-- begin Input records --
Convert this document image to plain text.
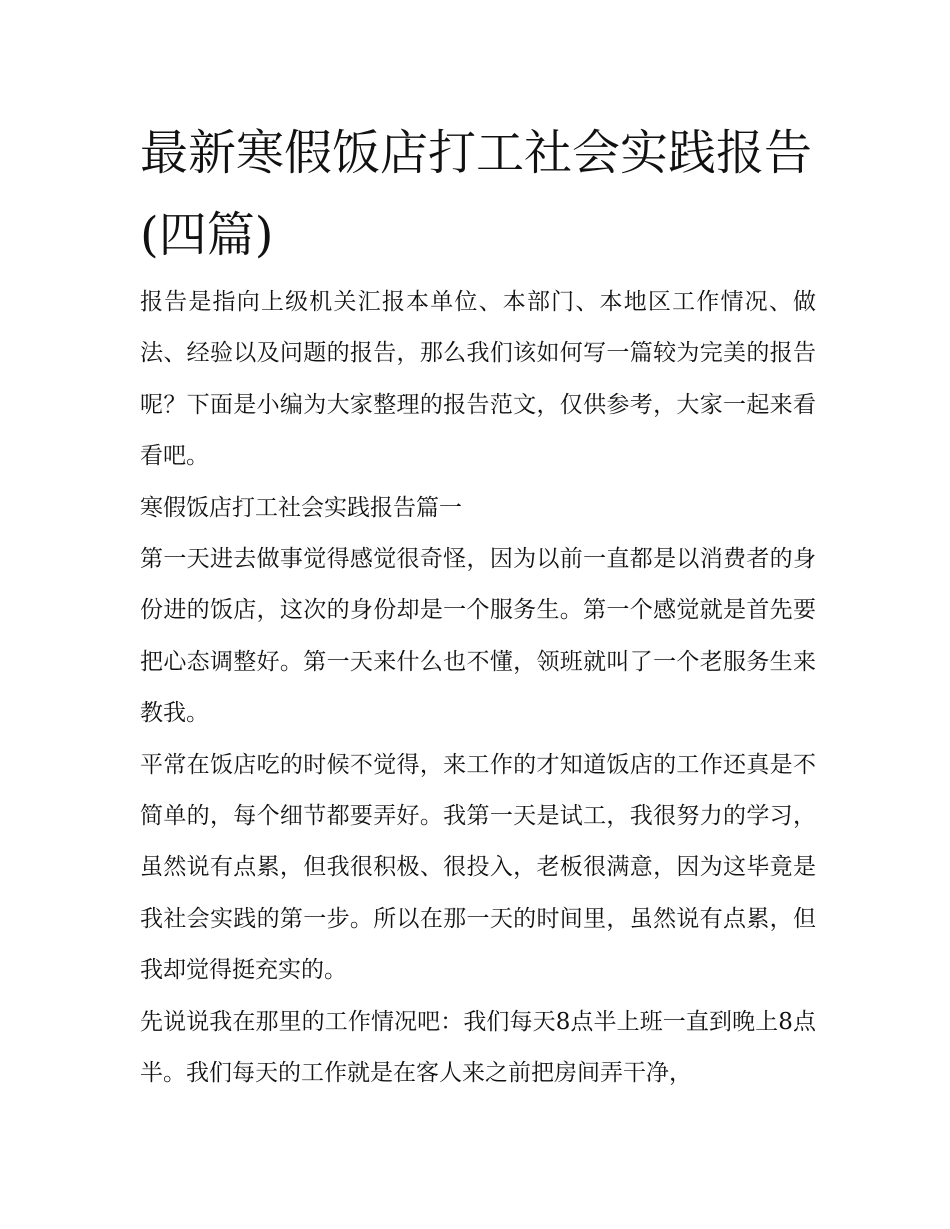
最新寒假饭店打工社会实践报告(四篇)

报告是指向上级机关汇报本单位、本部门、本地区工作情况、做法、经验以及问题的报告，那么我们该如何写一篇较为完美的报告呢？下面是小编为大家整理的报告范文，仅供参考，大家一起来看看吧。

寒假饭店打工社会实践报告篇一

第一天进去做事觉得感觉很奇怪，因为以前一直都是以消费者的身份进的饭店，这次的身份却是一个服务生。第一个感觉就是首先要把心态调整好。第一天来什么也不懂，领班就叫了一个老服务生来教我。

平常在饭店吃的时候不觉得，来工作的才知道饭店的工作还真是不简单的，每个细节都要弄好。我第一天是试工，我很努力的学习，虽然说有点累，但我很积极、很投入，老板很满意，因为这毕竟是我社会实践的第一步。所以在那一天的时间里，虽然说有点累，但我却觉得挺充实的。

先说说我在那里的工作情况吧：我们每天8点半上班一直到晚上8点半。我们每天的工作就是在客人来之前把房间弄干净，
-- end Input records --
» **Stated task**: Copy out each line exactly, without the pictures.

» **Solution**:
Convert this document image to plain text.
最新寒假饭店打工社会实践报告(四篇)

报告是指向上级机关汇报本单位、本部门、本地区工作情况、做法、经验以及问题的报告，那么我们该如何写一篇较为完美的报告呢？下面是小编为大家整理的报告范文，仅供参考，大家一起来看看吧。

寒假饭店打工社会实践报告篇一

第一天进去做事觉得感觉很奇怪，因为以前一直都是以消费者的身份进的饭店，这次的身份却是一个服务生。第一个感觉就是首先要把心态调整好。第一天来什么也不懂，领班就叫了一个老服务生来教我。

平常在饭店吃的时候不觉得，来工作的才知道饭店的工作还真是不简单的，每个细节都要弄好。我第一天是试工，我很努力的学习，虽然说有点累，但我很积极、很投入，老板很满意，因为这毕竟是我社会实践的第一步。所以在那一天的时间里，虽然说有点累，但我却觉得挺充实的。

先说说我在那里的工作情况吧：我们每天8点半上班一直到晚上8点半。我们每天的工作就是在客人来之前把房间弄干净，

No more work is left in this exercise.